* _WHAT IS REQUIRED_: Reproduce all the entries exactly and keep the pictures out.

▬▬▬

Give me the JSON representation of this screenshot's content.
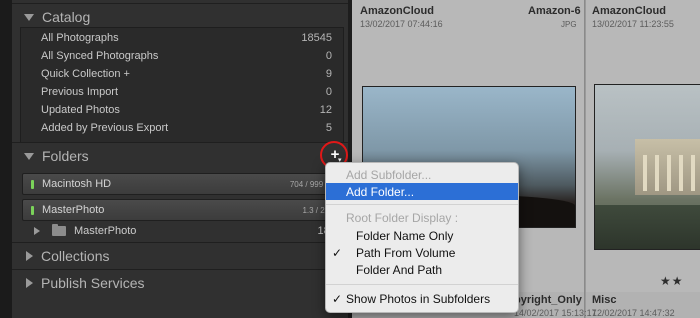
{
  "catalog": {
    "title": "Catalog",
    "items": [
      {
        "label": "All Photographs",
        "count": "18545"
      },
      {
        "label": "All Synced Photographs",
        "count": "0"
      },
      {
        "label": "Quick Collection  +",
        "count": "9"
      },
      {
        "label": "Previous Import",
        "count": "0"
      },
      {
        "label": "Updated Photos",
        "count": "12"
      },
      {
        "label": "Added by Previous Export",
        "count": "5"
      }
    ]
  },
  "folders": {
    "title": "Folders",
    "volumes": [
      {
        "name": "Macintosh HD",
        "size": "704 / 999 GB"
      },
      {
        "name": "MasterPhoto",
        "size": "1.3 / 2 TB"
      }
    ],
    "folder": {
      "name": "MasterPhoto",
      "count": "1825"
    }
  },
  "collections": {
    "title": "Collections"
  },
  "publish": {
    "title": "Publish Services"
  },
  "context_menu": {
    "add_subfolder": "Add Subfolder...",
    "add_folder": "Add Folder...",
    "root_display_label": "Root Folder Display :",
    "folder_name_only": "Folder Name Only",
    "path_from_volume": "Path From Volume",
    "folder_and_path": "Folder And Path",
    "show_photos_subfolders": "Show Photos in Subfolders",
    "checkmark": "✓"
  },
  "grid": {
    "cell1": {
      "source": "AmazonCloud",
      "date": "13/02/2017 07:44:16",
      "name": "Amazon-6",
      "ext": "JPG"
    },
    "cell2": {
      "source": "AmazonCloud",
      "date": "13/02/2017 11:23:55"
    },
    "bottom1": {
      "name": "pyright_Only",
      "date": "14/02/2017 15:13:17"
    },
    "bottom2": {
      "name": "Misc",
      "date": "12/02/2017 14:47:32"
    },
    "stars": "★★"
  }
}
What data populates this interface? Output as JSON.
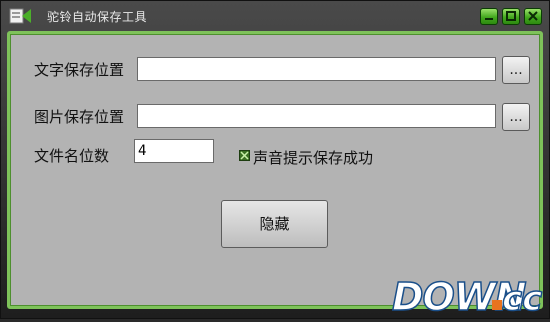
{
  "window": {
    "title": "驼铃自动保存工具"
  },
  "form": {
    "text_save_label": "文字保存位置",
    "text_save_value": "",
    "image_save_label": "图片保存位置",
    "image_save_value": "",
    "browse_label": "...",
    "filename_digits_label": "文件名位数",
    "filename_digits_value": "4",
    "sound_checkbox_label": "声音提示保存成功",
    "sound_checked": true
  },
  "actions": {
    "hide_label": "隐藏"
  },
  "watermark": {
    "text": "DOWN.cc"
  },
  "colors": {
    "accent": "#7ec25a",
    "panel": "#b3b3b3",
    "titlebar": "#2b2b2b"
  }
}
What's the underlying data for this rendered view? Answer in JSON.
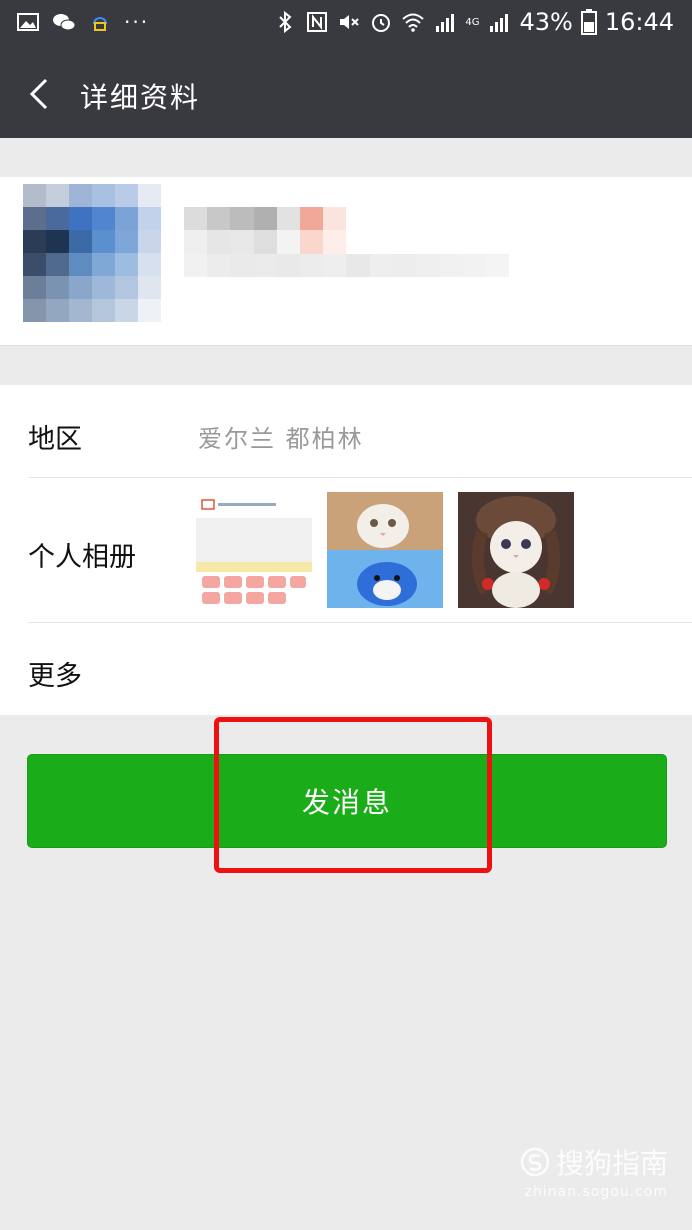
{
  "status_bar": {
    "battery_percent": "43%",
    "time": "16:44",
    "network": "4G",
    "icons_left": [
      "gallery-icon",
      "wechat-icon",
      "qq-icon",
      "more-icon"
    ],
    "icons_right": [
      "bluetooth-icon",
      "nfc-icon",
      "mute-icon",
      "alarm-icon",
      "wifi-icon",
      "signal-icon",
      "signal-4g-icon",
      "battery-icon"
    ]
  },
  "header": {
    "title": "详细资料",
    "back_icon": "back-arrow-icon"
  },
  "profile": {
    "avatar_blurred": true,
    "name_blurred": true
  },
  "info_rows": {
    "region_label": "地区",
    "region_value": "爱尔兰  都柏林",
    "album_label": "个人相册",
    "more_label": "更多"
  },
  "album_photos": [
    "app-screenshot-thumbnail",
    "cat-and-blue-toy-thumbnail",
    "cat-with-wig-thumbnail"
  ],
  "actions": {
    "send_message_label": "发消息"
  },
  "annotation": {
    "highlight_color": "#ee1111"
  },
  "watermark": {
    "brand": "搜狗指南",
    "url": "zhinan.sogou.com"
  },
  "colors": {
    "header_bg": "#393a3f",
    "primary_button": "#1aad19",
    "page_bg": "#ebebeb"
  }
}
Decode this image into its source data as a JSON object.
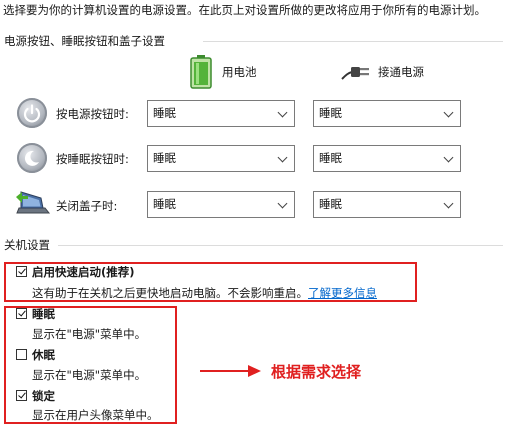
{
  "intro_text": "选择要为你的计算机设置的电源设置。在此页上对设置所做的更改将应用于你所有的电源计划。",
  "buttons_section": {
    "title": "电源按钮、睡眠按钮和盖子设置",
    "col_battery": "用电池",
    "col_plugged": "接通电源",
    "rows": [
      {
        "label": "按电源按钮时:",
        "battery": "睡眠",
        "plugged": "睡眠"
      },
      {
        "label": "按睡眠按钮时:",
        "battery": "睡眠",
        "plugged": "睡眠"
      },
      {
        "label": "关闭盖子时:",
        "battery": "睡眠",
        "plugged": "睡眠"
      }
    ]
  },
  "shutdown_section": {
    "title": "关机设置",
    "options": [
      {
        "label": "启用快速启动(推荐)",
        "checked": true,
        "desc": "这有助于在关机之后更快地启动电脑。不会影响重启。",
        "link": "了解更多信息"
      },
      {
        "label": "睡眠",
        "checked": true,
        "desc": "显示在\"电源\"菜单中。"
      },
      {
        "label": "休眠",
        "checked": false,
        "desc": "显示在\"电源\"菜单中。"
      },
      {
        "label": "锁定",
        "checked": true,
        "desc": "显示在用户头像菜单中。"
      }
    ]
  },
  "annotation": {
    "text": "根据需求选择",
    "color": "#e02020"
  }
}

▬▬▬

* _WRITTEN ANSWER_:
Give me the JSON representation of this screenshot's content.
{
  "catalog": {
    "title": "Catalog",
    "items": [
      {
        "label": "All Photographs",
        "count": "18545"
      },
      {
        "label": "All Synced Photographs",
        "count": "0"
      },
      {
        "label": "Quick Collection  +",
        "count": "9"
      },
      {
        "label": "Previous Import",
        "count": "0"
      },
      {
        "label": "Updated Photos",
        "count": "12"
      },
      {
        "label": "Added by Previous Export",
        "count": "5"
      }
    ]
  },
  "folders": {
    "title": "Folders",
    "volumes": [
      {
        "name": "Macintosh HD",
        "size": "704 / 999 GB"
      },
      {
        "name": "MasterPhoto",
        "size": "1.3 / 2 TB"
      }
    ],
    "folder": {
      "name": "MasterPhoto",
      "count": "1825"
    }
  },
  "collections": {
    "title": "Collections"
  },
  "publish": {
    "title": "Publish Services"
  },
  "context_menu": {
    "add_subfolder": "Add Subfolder...",
    "add_folder": "Add Folder...",
    "root_display_label": "Root Folder Display :",
    "folder_name_only": "Folder Name Only",
    "path_from_volume": "Path From Volume",
    "folder_and_path": "Folder And Path",
    "show_photos_subfolders": "Show Photos in Subfolders",
    "checkmark": "✓"
  },
  "grid": {
    "cell1": {
      "source": "AmazonCloud",
      "date": "13/02/2017 07:44:16",
      "name": "Amazon-6",
      "ext": "JPG"
    },
    "cell2": {
      "source": "AmazonCloud",
      "date": "13/02/2017 11:23:55"
    },
    "bottom1": {
      "name": "pyright_Only",
      "date": "14/02/2017 15:13:17"
    },
    "bottom2": {
      "name": "Misc",
      "date": "12/02/2017 14:47:32"
    },
    "stars": "★★"
  }
}
What data populates this interface? Output as JSON.
{
  "window": {
    "title": "驼铃自动保存工具"
  },
  "form": {
    "text_save_label": "文字保存位置",
    "text_save_value": "",
    "image_save_label": "图片保存位置",
    "image_save_value": "",
    "browse_label": "...",
    "filename_digits_label": "文件名位数",
    "filename_digits_value": "4",
    "sound_checkbox_label": "声音提示保存成功",
    "sound_checked": true
  },
  "actions": {
    "hide_label": "隐藏"
  },
  "watermark": {
    "text": "DOWN.cc"
  },
  "colors": {
    "accent": "#7ec25a",
    "panel": "#b3b3b3",
    "titlebar": "#2b2b2b"
  }
}
What's the underlying data for this rendered view? Answer in JSON.
{
  "status_bar": {
    "battery_percent": "43%",
    "time": "16:44",
    "network": "4G",
    "icons_left": [
      "gallery-icon",
      "wechat-icon",
      "qq-icon",
      "more-icon"
    ],
    "icons_right": [
      "bluetooth-icon",
      "nfc-icon",
      "mute-icon",
      "alarm-icon",
      "wifi-icon",
      "signal-icon",
      "signal-4g-icon",
      "battery-icon"
    ]
  },
  "header": {
    "title": "详细资料",
    "back_icon": "back-arrow-icon"
  },
  "profile": {
    "avatar_blurred": true,
    "name_blurred": true
  },
  "info_rows": {
    "region_label": "地区",
    "region_value": "爱尔兰  都柏林",
    "album_label": "个人相册",
    "more_label": "更多"
  },
  "album_photos": [
    "app-screenshot-thumbnail",
    "cat-and-blue-toy-thumbnail",
    "cat-with-wig-thumbnail"
  ],
  "actions": {
    "send_message_label": "发消息"
  },
  "annotation": {
    "highlight_color": "#ee1111"
  },
  "watermark": {
    "brand": "搜狗指南",
    "url": "zhinan.sogou.com"
  },
  "colors": {
    "header_bg": "#393a3f",
    "primary_button": "#1aad19",
    "page_bg": "#ebebeb"
  }
}
Decode this image into its source data as a JSON object.
{
  "intro_text": "选择要为你的计算机设置的电源设置。在此页上对设置所做的更改将应用于你所有的电源计划。",
  "buttons_section": {
    "title": "电源按钮、睡眠按钮和盖子设置",
    "col_battery": "用电池",
    "col_plugged": "接通电源",
    "rows": [
      {
        "label": "按电源按钮时:",
        "battery": "睡眠",
        "plugged": "睡眠"
      },
      {
        "label": "按睡眠按钮时:",
        "battery": "睡眠",
        "plugged": "睡眠"
      },
      {
        "label": "关闭盖子时:",
        "battery": "睡眠",
        "plugged": "睡眠"
      }
    ]
  },
  "shutdown_section": {
    "title": "关机设置",
    "options": [
      {
        "label": "启用快速启动(推荐)",
        "checked": true,
        "desc": "这有助于在关机之后更快地启动电脑。不会影响重启。",
        "link": "了解更多信息"
      },
      {
        "label": "睡眠",
        "checked": true,
        "desc": "显示在\"电源\"菜单中。"
      },
      {
        "label": "休眠",
        "checked": false,
        "desc": "显示在\"电源\"菜单中。"
      },
      {
        "label": "锁定",
        "checked": true,
        "desc": "显示在用户头像菜单中。"
      }
    ]
  },
  "annotation": {
    "text": "根据需求选择",
    "color": "#e02020"
  }
}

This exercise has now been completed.